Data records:
================================

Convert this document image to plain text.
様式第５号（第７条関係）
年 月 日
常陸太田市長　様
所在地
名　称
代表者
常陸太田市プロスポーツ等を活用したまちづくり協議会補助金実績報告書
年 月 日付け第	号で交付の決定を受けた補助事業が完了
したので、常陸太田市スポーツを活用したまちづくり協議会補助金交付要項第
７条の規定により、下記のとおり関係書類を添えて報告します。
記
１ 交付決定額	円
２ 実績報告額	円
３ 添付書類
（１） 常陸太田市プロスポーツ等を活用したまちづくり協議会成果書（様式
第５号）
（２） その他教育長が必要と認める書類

================================

What you need to do: All of the entries must be written out exactly as they stand.

Answer to the problem:
Convert this document image to plain text.
様式第５号（第７条関係）
年 月 日
常陸太田市長　様
所在地
名　称
代表者
常陸太田市プロスポーツ等を活用したまちづくり協議会補助金実績報告書
年 月 日付け第	号で交付の決定を受けた補助事業が完了
したので、常陸太田市スポーツを活用したまちづくり協議会補助金交付要項第
７条の規定により、下記のとおり関係書類を添えて報告します。
記
１ 交付決定額	円
２ 実績報告額	円
３ 添付書類
（１） 常陸太田市プロスポーツ等を活用したまちづくり協議会成果書（様式
第５号）
（２） その他教育長が必要と認める書類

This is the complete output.